Pull every line containing "text" from the entries.

═════ Source material

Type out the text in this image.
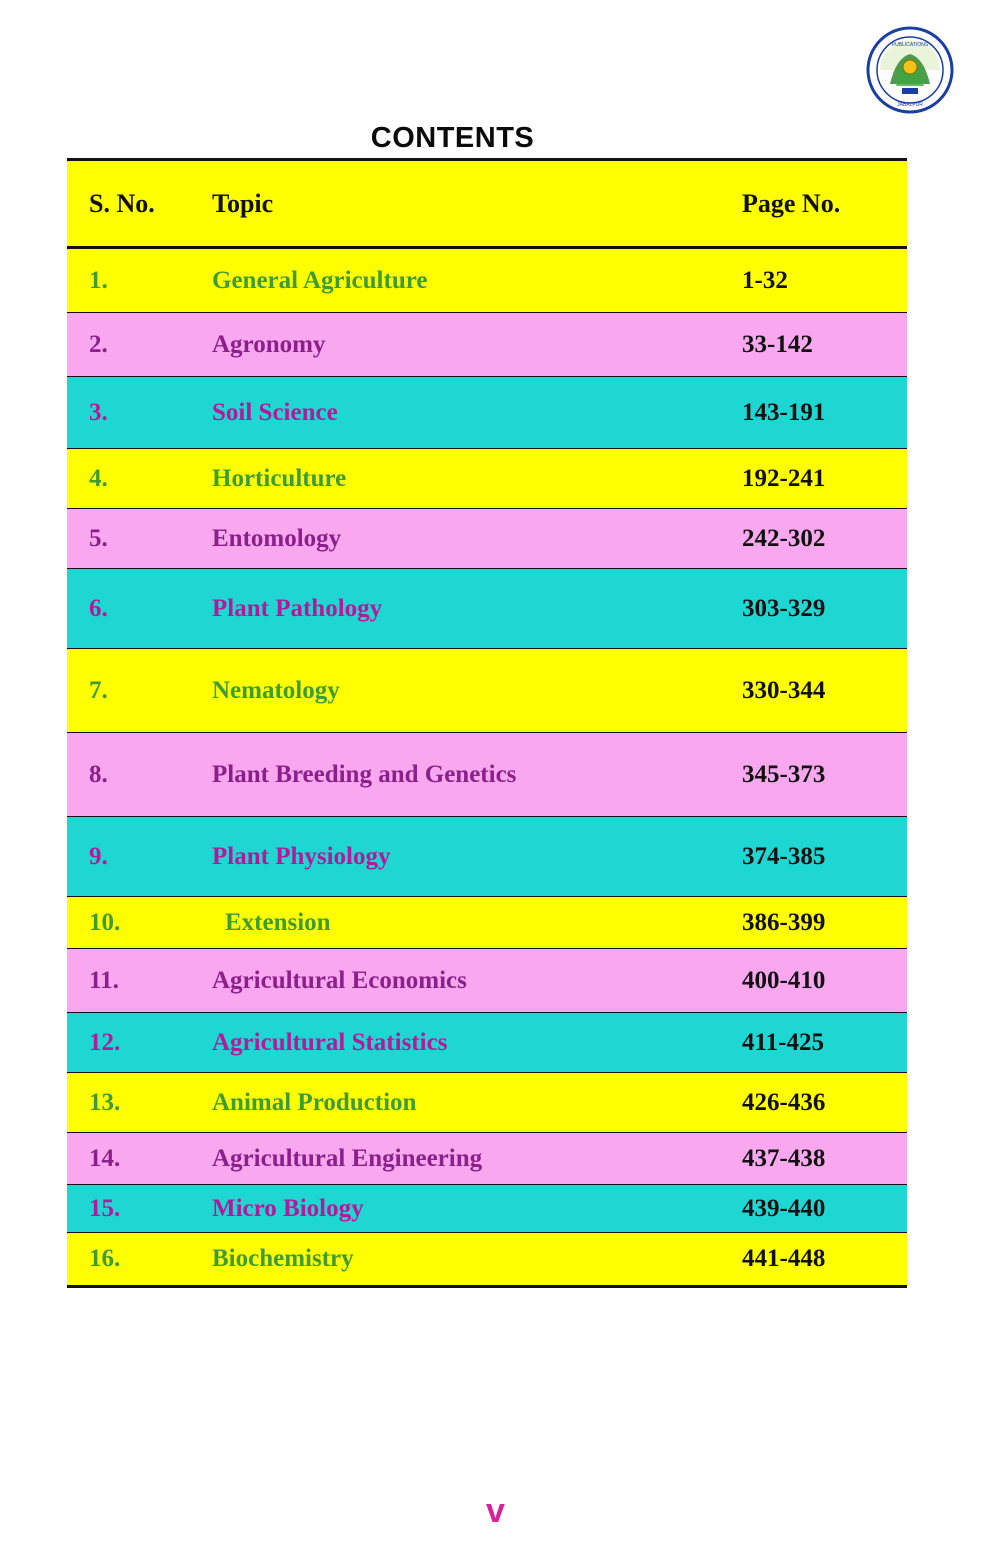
PUBLICATIONS
JABALPUR
CONTENTS
S. No.	Topic	Page No.
1.	General Agriculture	1-32
2.	Agronomy	33-142
3.	Soil Science	143-191
4.	Horticulture	192-241
5.	Entomology	242-302
6.	Plant Pathology	303-329
7.	Nematology	330-344
8.	Plant Breeding and Genetics	345-373
9.	Plant Physiology	374-385
10.	Extension	386-399
11.	Agricultural Economics	400-410
12.	Agricultural Statistics	411-425
13.	Animal Production	426-436
14.	Agricultural Engineering	437-438
15.	Micro Biology	439-440
16.	Biochemistry	441-448
v
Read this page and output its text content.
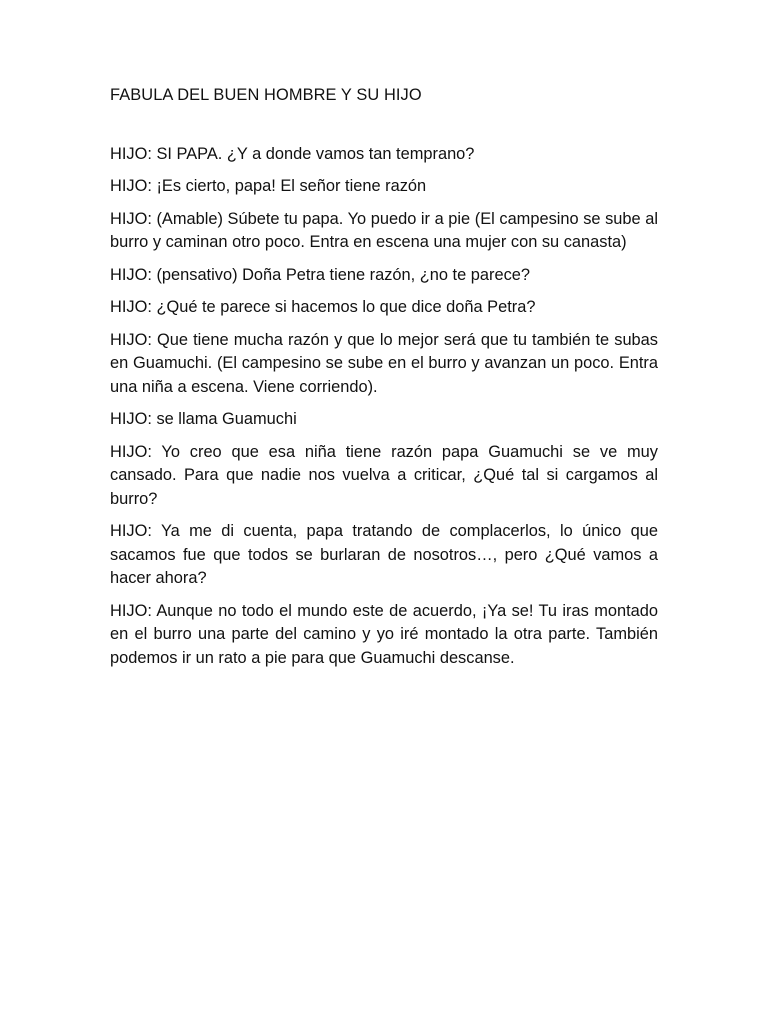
FABULA DEL BUEN HOMBRE Y SU HIJO

HIJO: SI PAPA. ¿Y a donde vamos tan temprano?

HIJO: ¡Es cierto, papa! El señor tiene razón

HIJO: (Amable) Súbete tu papa. Yo puedo ir a pie (El campesino se sube al burro y caminan otro poco. Entra en escena una mujer con su canasta)

HIJO: (pensativo) Doña Petra tiene razón, ¿no te parece?

HIJO: ¿Qué te parece si hacemos lo que dice doña Petra?

HIJO: Que tiene mucha razón y que lo mejor será que tu también te subas en Guamuchi. (El campesino se sube en el burro y avanzan un poco. Entra una niña a escena. Viene corriendo).

HIJO: se llama Guamuchi

HIJO: Yo creo que esa niña tiene razón papa Guamuchi se ve muy cansado. Para que nadie nos vuelva a criticar, ¿Qué tal si cargamos al burro?

HIJO: Ya me di cuenta, papa tratando de complacerlos, lo único que sacamos fue que todos se burlaran de nosotros…, pero ¿Qué vamos a hacer ahora?

HIJO: Aunque no todo el mundo este de acuerdo, ¡Ya se! Tu iras montado en el burro una parte del camino y yo iré montado la otra parte. También podemos ir un rato a pie para que Guamuchi descanse.
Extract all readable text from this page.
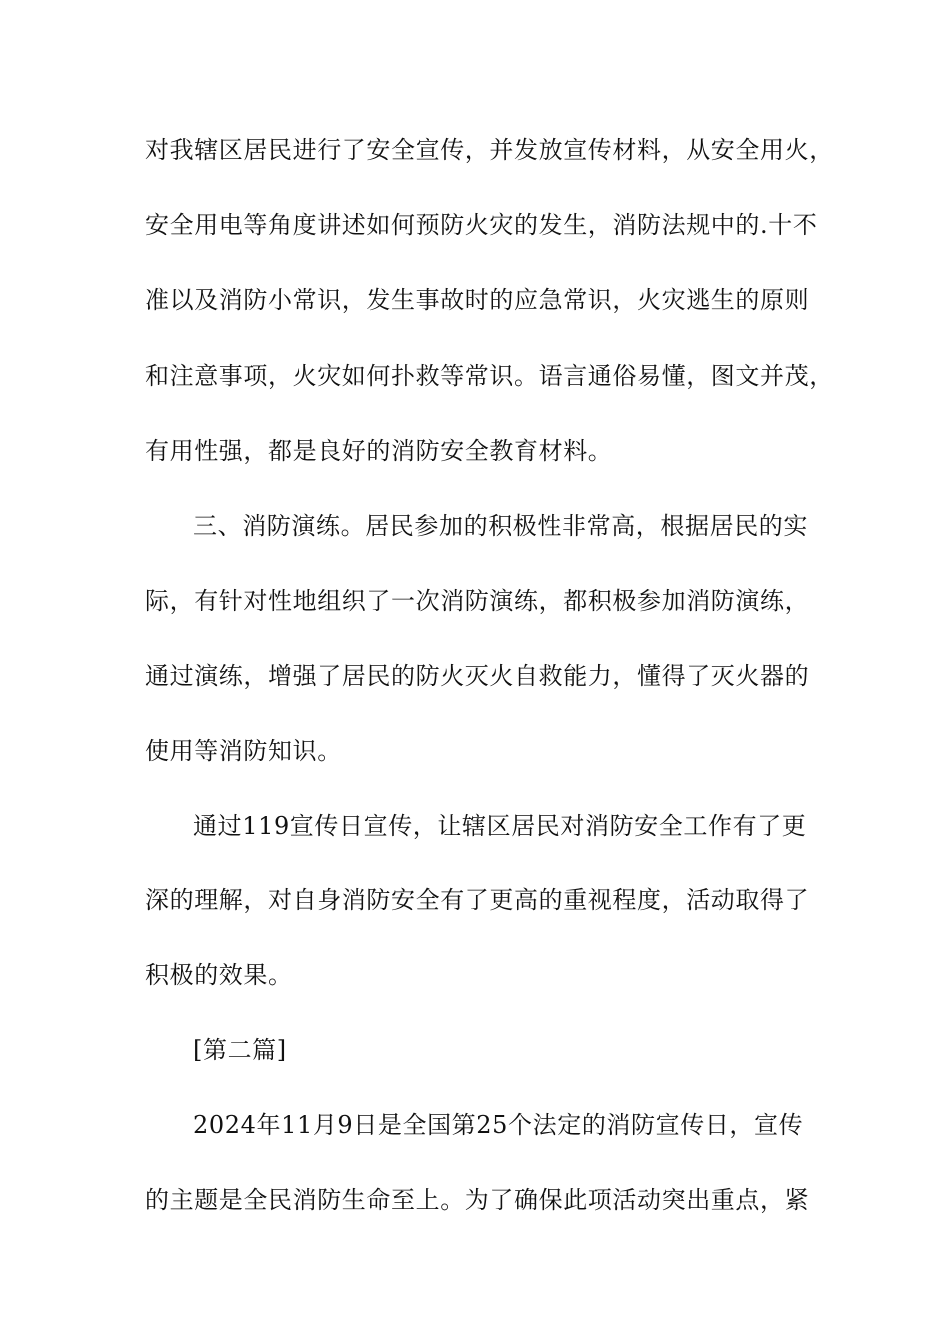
对我辖区居民进行了安全宣传，并发放宣传材料，从安全用火，
安全用电等角度讲述如何预防火灾的发生，消防法规中的.十不
准以及消防小常识，发生事故时的应急常识，火灾逃生的原则
和注意事项，火灾如何扑救等常识。语言通俗易懂，图文并茂，
有用性强，都是良好的消防安全教育材料。
三、消防演练。居民参加的积极性非常高，根据居民的实
际，有针对性地组织了一次消防演练，都积极参加消防演练，
通过演练，增强了居民的防火灭火自救能力，懂得了灭火器的
使用等消防知识。
通过119宣传日宣传，让辖区居民对消防安全工作有了更
深的理解，对自身消防安全有了更高的重视程度，活动取得了
积极的效果。
[第二篇]
2024年11月9日是全国第25个法定的消防宣传日，宣传
的主题是全民消防生命至上。为了确保此项活动突出重点，紧
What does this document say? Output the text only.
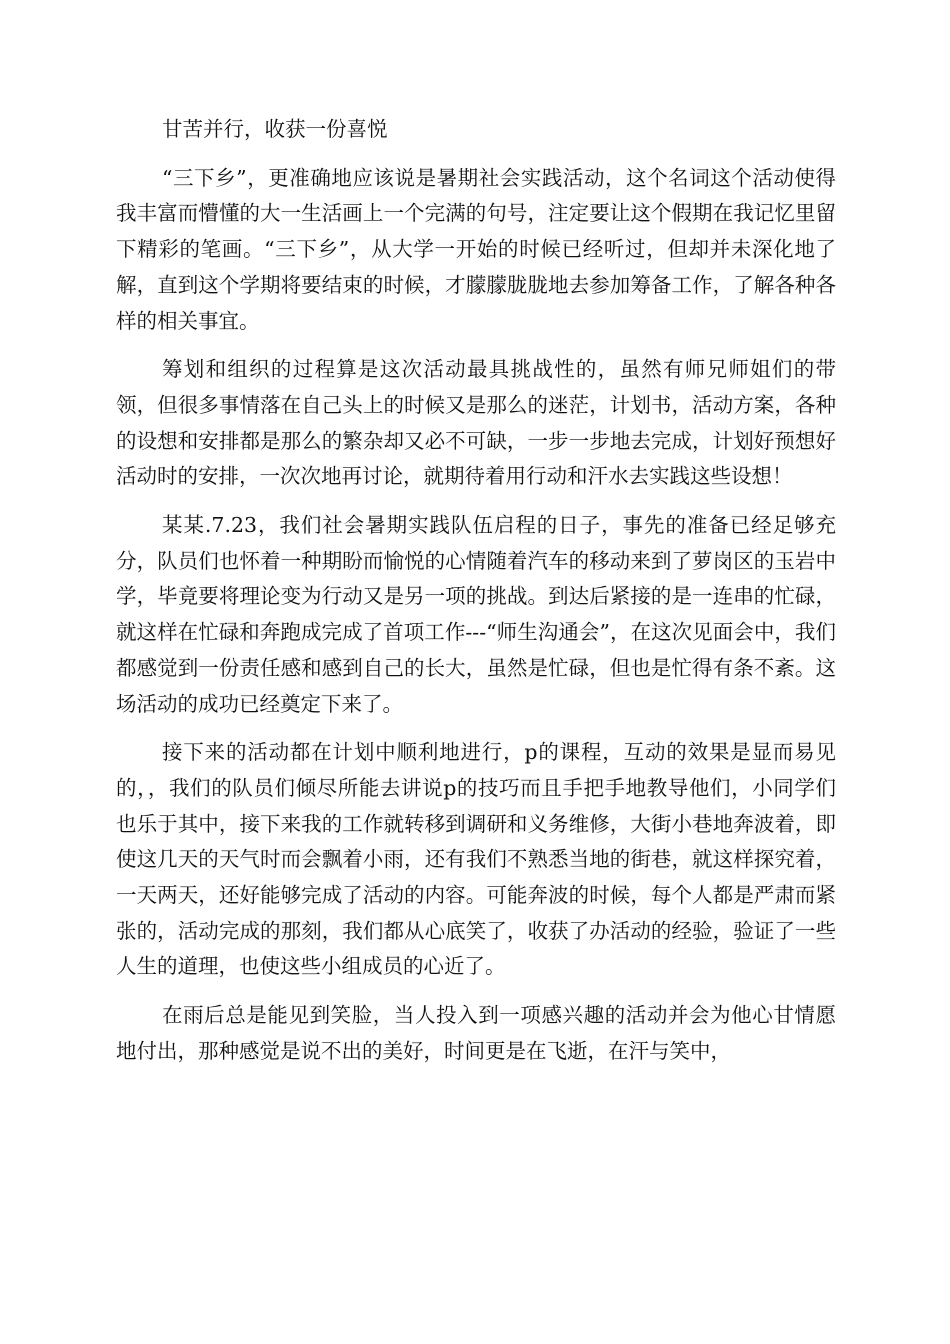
甘苦并行，收获一份喜悦

“三下乡”，更准确地应该说是暑期社会实践活动，这个名词这个活动使得我丰富而懵懂的大一生活画上一个完满的句号，注定要让这个假期在我记忆里留下精彩的笔画。“三下乡”，从大学一开始的时候已经听过，但却并未深化地了解，直到这个学期将要结束的时候，才朦朦胧胧地去参加筹备工作，了解各种各样的相关事宜。

筹划和组织的过程算是这次活动最具挑战性的，虽然有师兄师姐们的带领，但很多事情落在自己头上的时候又是那么的迷茫，计划书，活动方案，各种的设想和安排都是那么的繁杂却又必不可缺，一步一步地去完成，计划好预想好活动时的安排，一次次地再讨论，就期待着用行动和汗水去实践这些设想！

某某.7.23，我们社会暑期实践队伍启程的日子，事先的准备已经足够充分，队员们也怀着一种期盼而愉悦的心情随着汽车的移动来到了萝岗区的玉岩中学，毕竟要将理论变为行动又是另一项的挑战。到达后紧接的是一连串的忙碌，就这样在忙碌和奔跑成完成了首项工作---“师生沟通会”，在这次见面会中，我们都感觉到一份责任感和感到自己的长大，虽然是忙碌，但也是忙得有条不紊。这场活动的成功已经奠定下来了。

接下来的活动都在计划中顺利地进行，p的课程，互动的效果是显而易见的，，我们的队员们倾尽所能去讲说p的技巧而且手把手地教导他们，小同学们也乐于其中，接下来我的工作就转移到调研和义务维修，大街小巷地奔波着，即使这几天的天气时而会飘着小雨，还有我们不熟悉当地的街巷，就这样探究着，一天两天，还好能够完成了活动的内容。可能奔波的时候，每个人都是严肃而紧张的，活动完成的那刻，我们都从心底笑了，收获了办活动的经验，验证了一些人生的道理，也使这些小组成员的心近了。

在雨后总是能见到笑脸，当人投入到一项感兴趣的活动并会为他心甘情愿地付出，那种感觉是说不出的美好，时间更是在飞逝，在汗与笑中，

══════════

#### Response below:
Type out the text in this image.
Read this page and output its text content.
Extract all readable text from this page.
What does this document say? Output the text only.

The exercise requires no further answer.